Exercise details
From the listing, collect all lines containing the word "Thrust".

Data shown

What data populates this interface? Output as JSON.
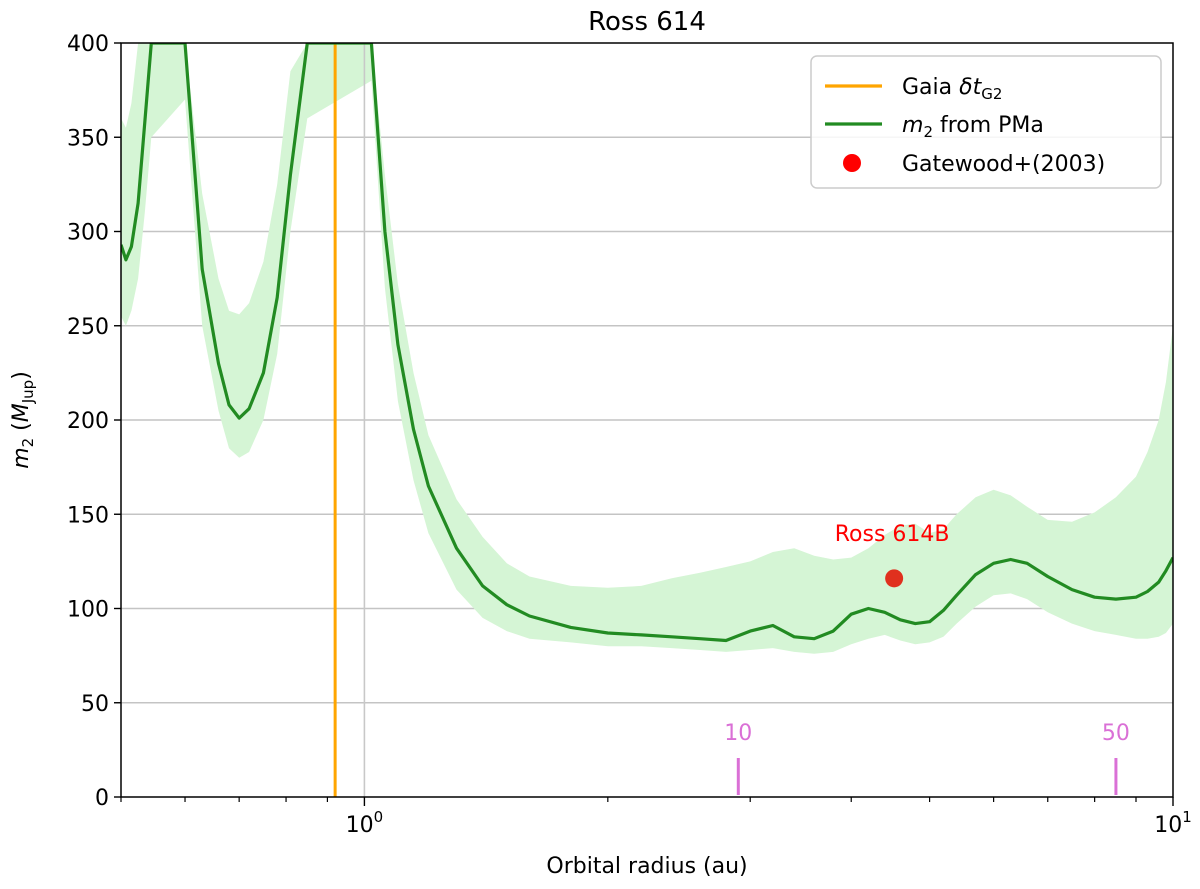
{
  "chart_data": {
    "type": "line",
    "title": "Ross 614",
    "xlabel": "Orbital radius (au)",
    "ylabel": "m2 (MJup)",
    "x_scale": "log",
    "xlim": [
      0.5,
      10
    ],
    "ylim": [
      0,
      400
    ],
    "y_ticks": [
      0,
      50,
      100,
      150,
      200,
      250,
      300,
      350,
      400
    ],
    "x_tick_labels": [
      {
        "value": 1,
        "label": "10",
        "exp": "0"
      },
      {
        "value": 10,
        "label": "10",
        "exp": "1"
      }
    ],
    "grid": "y-major",
    "legend_position": "top-right",
    "legend": [
      {
        "label_main": "Gaia δt",
        "label_sub": "G2",
        "color": "#ffa500",
        "kind": "line"
      },
      {
        "label_main": "m",
        "label_sub": "2",
        "label_tail": " from PMa",
        "color": "#228b22",
        "kind": "line"
      },
      {
        "label_main": "Gatewood+(2003)",
        "color": "#ff0000",
        "kind": "marker"
      }
    ],
    "vline_gaia": {
      "x": 0.92,
      "color": "#ffa500"
    },
    "vline_ref": {
      "x": 1.0,
      "color": "#c8c8c8"
    },
    "series": [
      {
        "name": "m2 from PMa",
        "color": "#228b22",
        "band_color": "#d5f5d5",
        "x": [
          0.5,
          0.507,
          0.515,
          0.525,
          0.535,
          0.545,
          0.6,
          0.63,
          0.66,
          0.68,
          0.7,
          0.72,
          0.75,
          0.78,
          0.81,
          0.85,
          1.02,
          1.06,
          1.1,
          1.15,
          1.2,
          1.3,
          1.4,
          1.5,
          1.6,
          1.8,
          2.0,
          2.2,
          2.4,
          2.6,
          2.8,
          3.0,
          3.2,
          3.4,
          3.6,
          3.8,
          4.0,
          4.2,
          4.4,
          4.6,
          4.8,
          5.0,
          5.2,
          5.4,
          5.7,
          6.0,
          6.3,
          6.6,
          7.0,
          7.5,
          8.0,
          8.5,
          9.0,
          9.3,
          9.6,
          9.8,
          10.0
        ],
        "y": [
          293,
          285,
          292,
          315,
          358,
          400,
          400,
          280,
          230,
          208,
          201,
          206,
          225,
          265,
          330,
          400,
          400,
          300,
          240,
          195,
          165,
          132,
          112,
          102,
          96,
          90,
          87,
          86,
          85,
          84,
          83,
          88,
          91,
          85,
          84,
          88,
          97,
          100,
          98,
          94,
          92,
          93,
          99,
          107,
          118,
          124,
          126,
          124,
          117,
          110,
          106,
          105,
          106,
          109,
          114,
          120,
          127
        ],
        "y_upper": [
          360,
          355,
          368,
          400,
          400,
          400,
          400,
          320,
          275,
          258,
          256,
          262,
          284,
          325,
          385,
          400,
          400,
          330,
          272,
          225,
          192,
          158,
          138,
          124,
          117,
          112,
          111,
          112,
          116,
          119,
          122,
          125,
          130,
          132,
          128,
          126,
          127,
          132,
          139,
          144,
          145,
          140,
          142,
          150,
          159,
          163,
          160,
          154,
          147,
          146,
          151,
          159,
          170,
          183,
          200,
          220,
          250
        ],
        "y_lower": [
          255,
          250,
          258,
          275,
          310,
          350,
          370,
          250,
          205,
          185,
          180,
          183,
          200,
          235,
          300,
          360,
          380,
          270,
          210,
          168,
          140,
          110,
          95,
          88,
          84,
          82,
          80,
          80,
          79,
          78,
          77,
          78,
          79,
          77,
          76,
          77,
          81,
          84,
          86,
          83,
          81,
          82,
          85,
          92,
          101,
          107,
          108,
          105,
          98,
          92,
          88,
          86,
          84,
          84,
          85,
          87,
          92
        ]
      }
    ],
    "point": {
      "x": 4.52,
      "y": 116,
      "label": "Ross 614B",
      "color": "#ff0000"
    },
    "period_markers": {
      "color": "#da70d6",
      "items": [
        {
          "x": 2.9,
          "label": "10"
        },
        {
          "x": 8.5,
          "label": "50"
        }
      ]
    }
  }
}
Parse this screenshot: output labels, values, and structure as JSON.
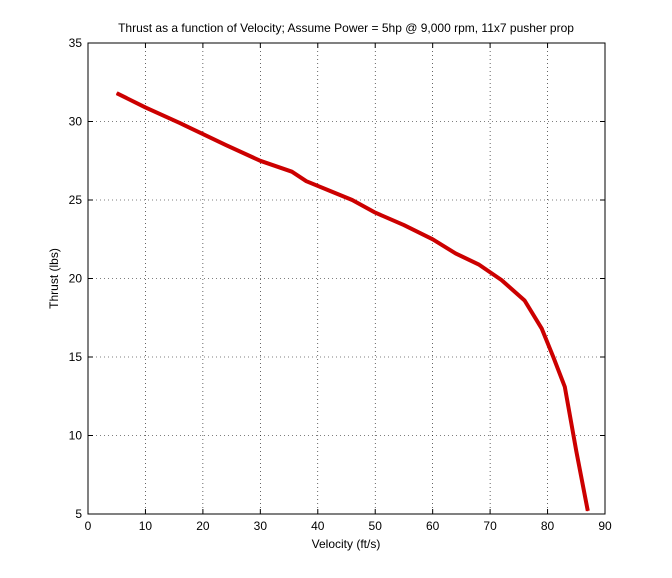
{
  "chart_data": {
    "type": "line",
    "title": "Thrust as a function of Velocity; Assume Power = 5hp @ 9,000 rpm, 11x7 pusher prop",
    "xlabel": "Velocity (ft/s)",
    "ylabel": "Thrust (lbs)",
    "xlim": [
      0,
      90
    ],
    "ylim": [
      5,
      35
    ],
    "xticks": [
      "0",
      "10",
      "20",
      "30",
      "40",
      "50",
      "60",
      "70",
      "80",
      "90"
    ],
    "yticks": [
      "5",
      "10",
      "15",
      "20",
      "25",
      "30",
      "35"
    ],
    "grid": true,
    "series": [
      {
        "color": "#cc0000",
        "x": [
          5,
          10,
          16,
          20,
          24,
          30,
          35.5,
          38,
          42,
          46,
          50,
          55,
          60,
          64,
          68,
          72,
          76,
          79,
          81,
          83,
          85,
          87
        ],
        "y": [
          31.8,
          30.9,
          29.9,
          29.2,
          28.5,
          27.5,
          26.8,
          26.2,
          25.6,
          25.0,
          24.2,
          23.4,
          22.5,
          21.6,
          20.9,
          19.9,
          18.6,
          16.8,
          15.0,
          13.1,
          9.0,
          5.2
        ]
      }
    ]
  }
}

Answer to this problem
    "title": "Thrust as a function of Velocity; Assume Power = 5hp @ 9,000 rpm, 11x7 pusher prop",
    "ylabel": "Thrust (lbs)",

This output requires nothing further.